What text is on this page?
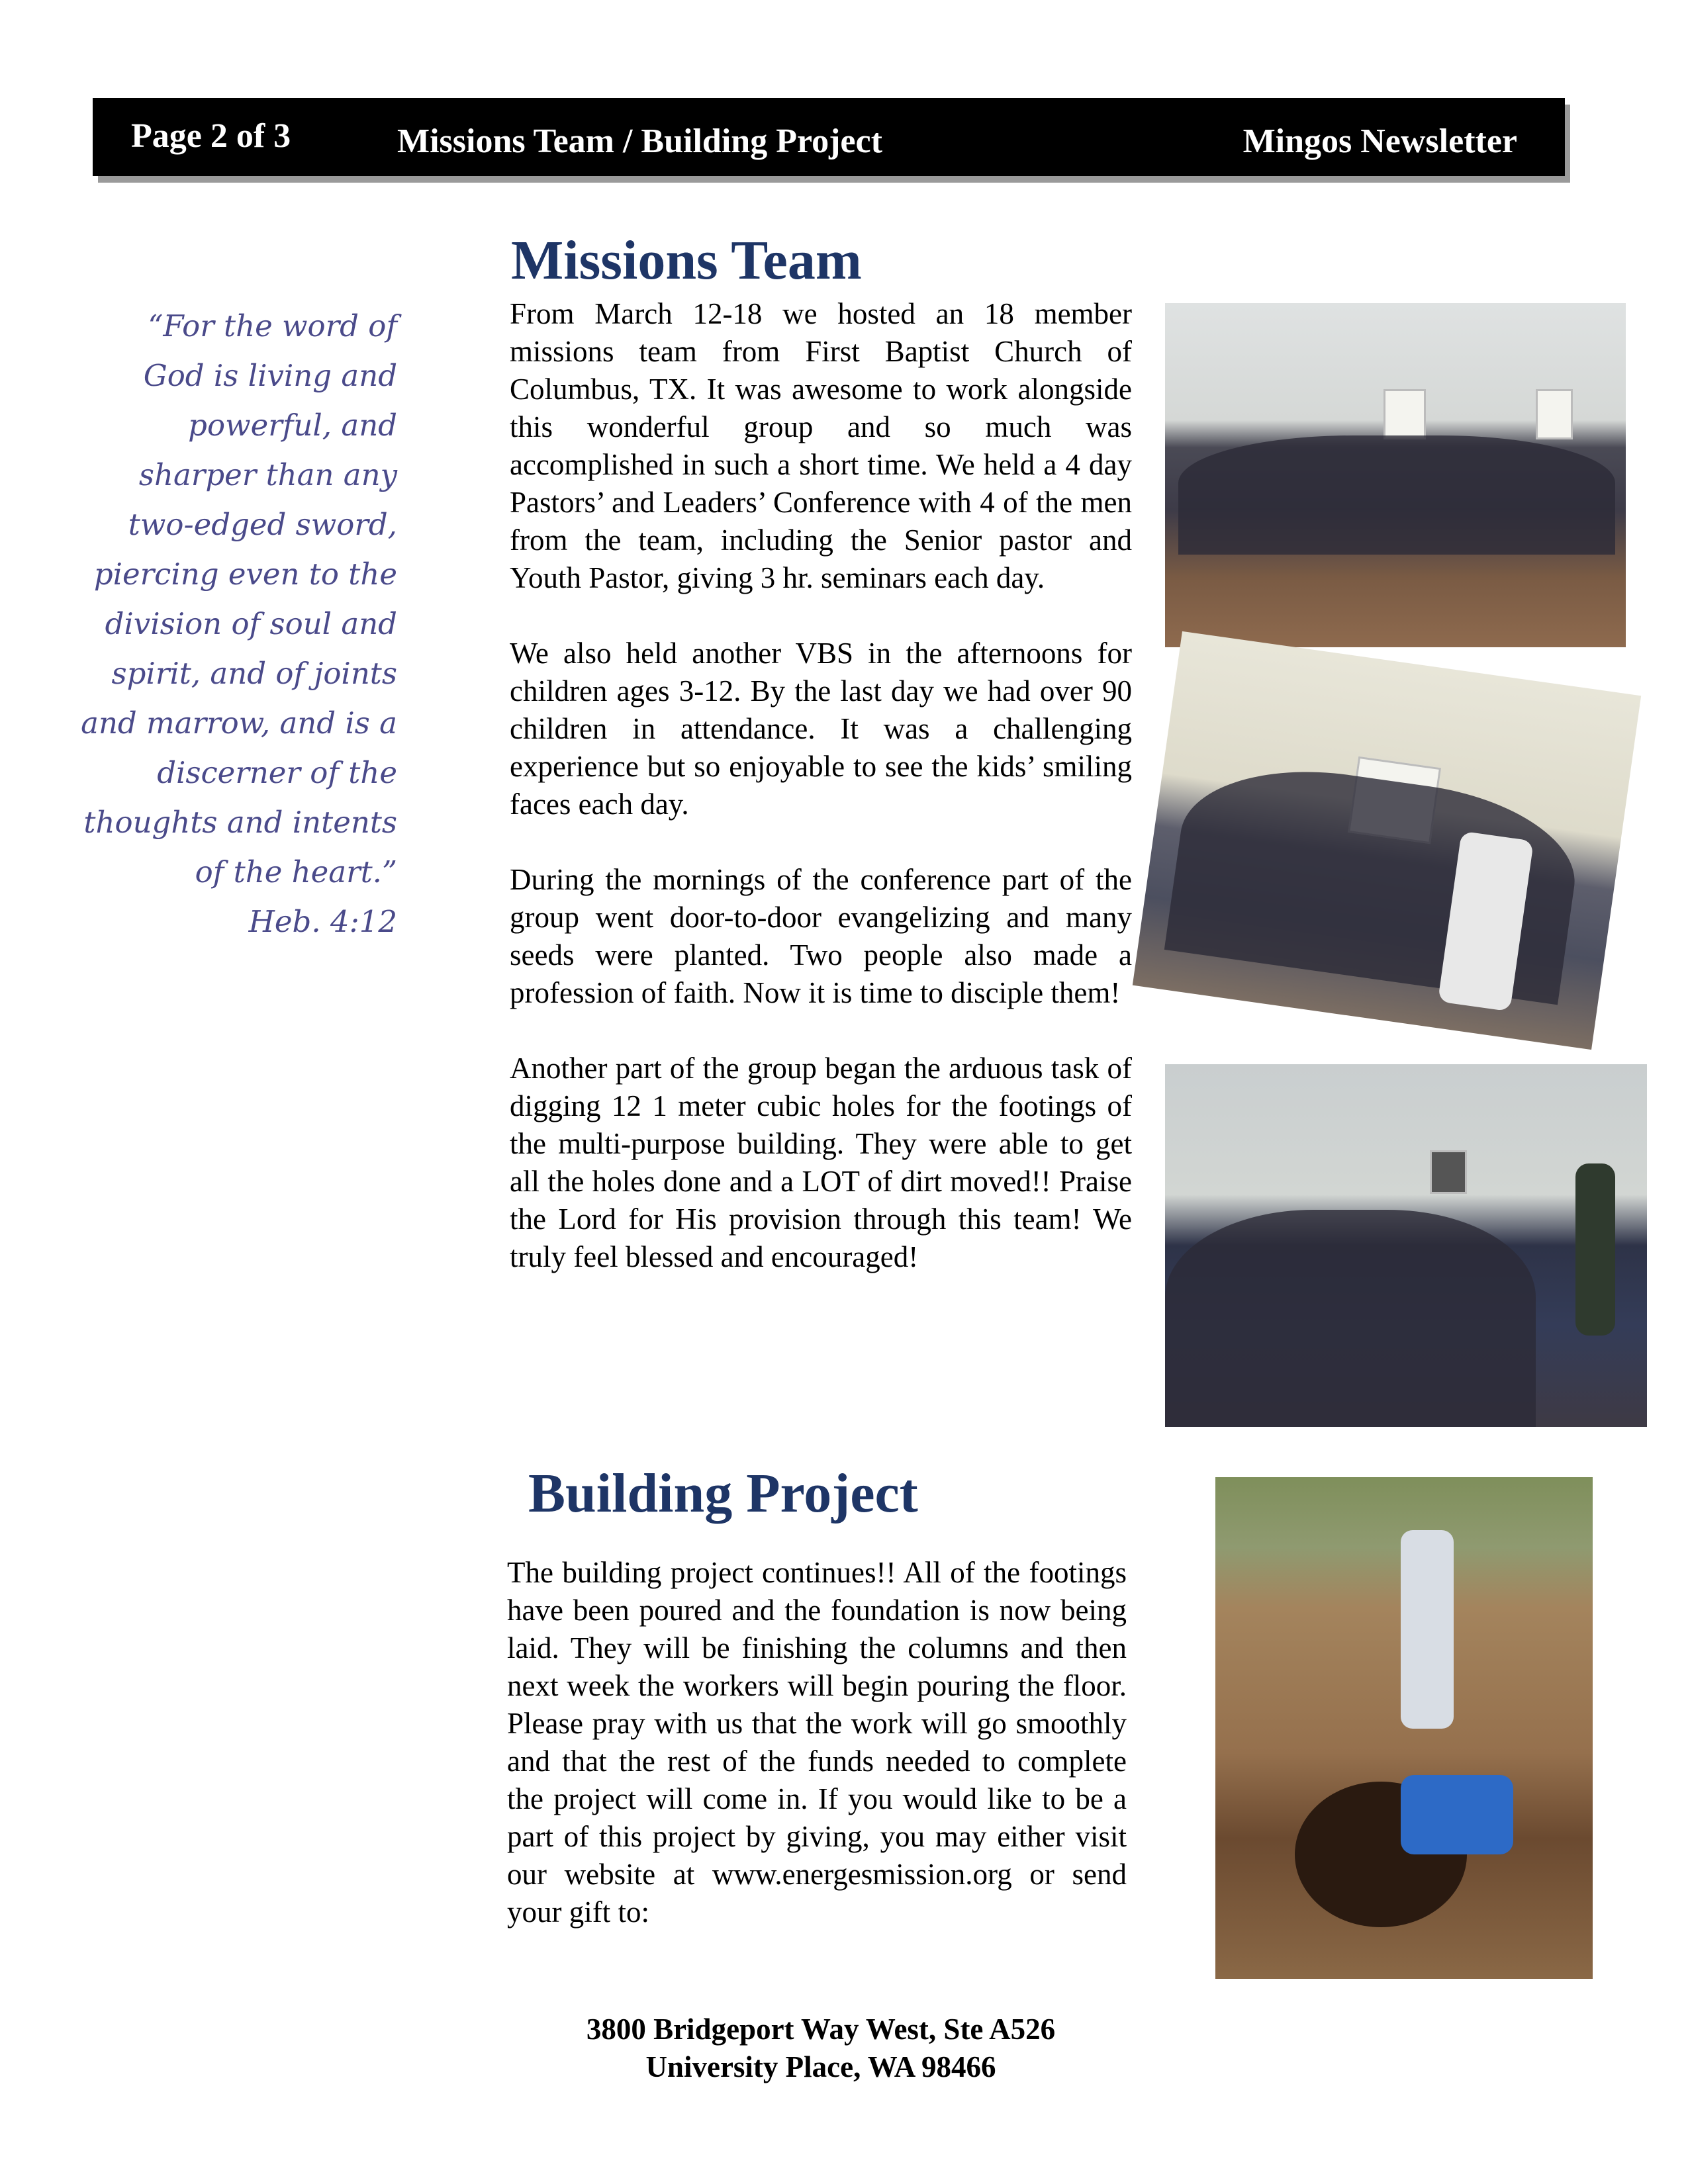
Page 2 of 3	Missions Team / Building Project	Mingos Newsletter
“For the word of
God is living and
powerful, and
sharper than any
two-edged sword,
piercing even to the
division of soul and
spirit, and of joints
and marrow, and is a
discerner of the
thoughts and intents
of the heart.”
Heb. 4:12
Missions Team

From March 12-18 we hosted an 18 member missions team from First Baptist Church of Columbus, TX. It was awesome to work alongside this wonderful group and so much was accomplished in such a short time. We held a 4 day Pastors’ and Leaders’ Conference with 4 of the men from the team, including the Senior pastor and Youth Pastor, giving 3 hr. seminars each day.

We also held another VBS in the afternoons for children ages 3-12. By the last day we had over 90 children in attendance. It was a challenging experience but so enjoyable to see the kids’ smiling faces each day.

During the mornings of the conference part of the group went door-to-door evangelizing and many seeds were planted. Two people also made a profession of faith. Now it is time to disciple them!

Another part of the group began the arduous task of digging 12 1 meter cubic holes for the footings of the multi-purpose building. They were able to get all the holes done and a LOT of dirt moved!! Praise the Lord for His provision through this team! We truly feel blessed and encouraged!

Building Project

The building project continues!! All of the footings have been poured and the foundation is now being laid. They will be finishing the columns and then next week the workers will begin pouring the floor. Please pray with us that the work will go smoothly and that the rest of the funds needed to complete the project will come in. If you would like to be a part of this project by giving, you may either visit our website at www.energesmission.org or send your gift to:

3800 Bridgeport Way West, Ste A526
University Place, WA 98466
---
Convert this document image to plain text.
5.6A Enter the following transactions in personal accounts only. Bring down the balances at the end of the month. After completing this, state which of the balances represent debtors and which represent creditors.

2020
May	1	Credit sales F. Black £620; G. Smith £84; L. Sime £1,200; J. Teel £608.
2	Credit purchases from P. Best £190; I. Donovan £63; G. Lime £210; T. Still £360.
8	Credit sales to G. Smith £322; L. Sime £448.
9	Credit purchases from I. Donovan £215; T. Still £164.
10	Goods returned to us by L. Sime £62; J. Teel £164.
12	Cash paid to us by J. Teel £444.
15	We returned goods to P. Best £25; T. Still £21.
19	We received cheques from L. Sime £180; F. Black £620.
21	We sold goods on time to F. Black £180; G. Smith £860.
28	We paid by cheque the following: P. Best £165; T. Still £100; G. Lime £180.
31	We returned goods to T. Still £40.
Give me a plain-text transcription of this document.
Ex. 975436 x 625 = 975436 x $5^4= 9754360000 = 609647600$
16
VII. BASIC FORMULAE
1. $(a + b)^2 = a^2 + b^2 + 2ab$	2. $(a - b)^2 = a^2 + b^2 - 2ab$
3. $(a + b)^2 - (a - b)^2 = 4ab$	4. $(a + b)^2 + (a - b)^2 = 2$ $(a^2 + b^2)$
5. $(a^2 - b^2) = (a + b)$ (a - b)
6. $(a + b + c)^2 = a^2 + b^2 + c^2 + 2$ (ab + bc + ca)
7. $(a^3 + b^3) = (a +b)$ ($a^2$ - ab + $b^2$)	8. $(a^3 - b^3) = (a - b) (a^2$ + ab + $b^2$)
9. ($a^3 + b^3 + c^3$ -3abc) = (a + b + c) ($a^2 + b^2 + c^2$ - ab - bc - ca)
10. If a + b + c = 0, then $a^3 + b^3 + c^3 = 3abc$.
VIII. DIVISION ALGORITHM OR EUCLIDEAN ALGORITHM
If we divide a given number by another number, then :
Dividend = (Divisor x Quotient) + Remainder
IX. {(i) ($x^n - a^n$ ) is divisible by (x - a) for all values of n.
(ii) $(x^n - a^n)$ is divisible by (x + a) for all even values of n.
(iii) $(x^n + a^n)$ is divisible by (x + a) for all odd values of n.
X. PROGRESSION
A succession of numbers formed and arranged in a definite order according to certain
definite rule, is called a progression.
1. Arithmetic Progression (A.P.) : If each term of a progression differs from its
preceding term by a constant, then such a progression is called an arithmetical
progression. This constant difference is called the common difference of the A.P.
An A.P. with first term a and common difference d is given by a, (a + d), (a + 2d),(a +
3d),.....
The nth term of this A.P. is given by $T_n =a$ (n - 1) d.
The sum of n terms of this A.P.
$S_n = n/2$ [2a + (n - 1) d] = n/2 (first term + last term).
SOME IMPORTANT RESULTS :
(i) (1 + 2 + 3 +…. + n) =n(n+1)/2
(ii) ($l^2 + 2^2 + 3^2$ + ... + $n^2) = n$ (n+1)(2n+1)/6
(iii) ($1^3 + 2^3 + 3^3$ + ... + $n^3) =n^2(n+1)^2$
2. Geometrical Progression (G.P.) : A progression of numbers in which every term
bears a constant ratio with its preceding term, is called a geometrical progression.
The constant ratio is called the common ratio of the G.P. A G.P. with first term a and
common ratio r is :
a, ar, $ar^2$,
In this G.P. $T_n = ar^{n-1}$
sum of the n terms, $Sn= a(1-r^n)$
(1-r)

Task details. Pick out all the lines with the word "values" in them and copy them.

Complete output.
IX. {(i) ($x^n - a^n$ ) is divisible by (x - a) for all values of n.
(ii) $(x^n - a^n)$ is divisible by (x + a) for all even values of n.
(iii) $(x^n + a^n)$ is divisible by (x + a) for all odd values of n.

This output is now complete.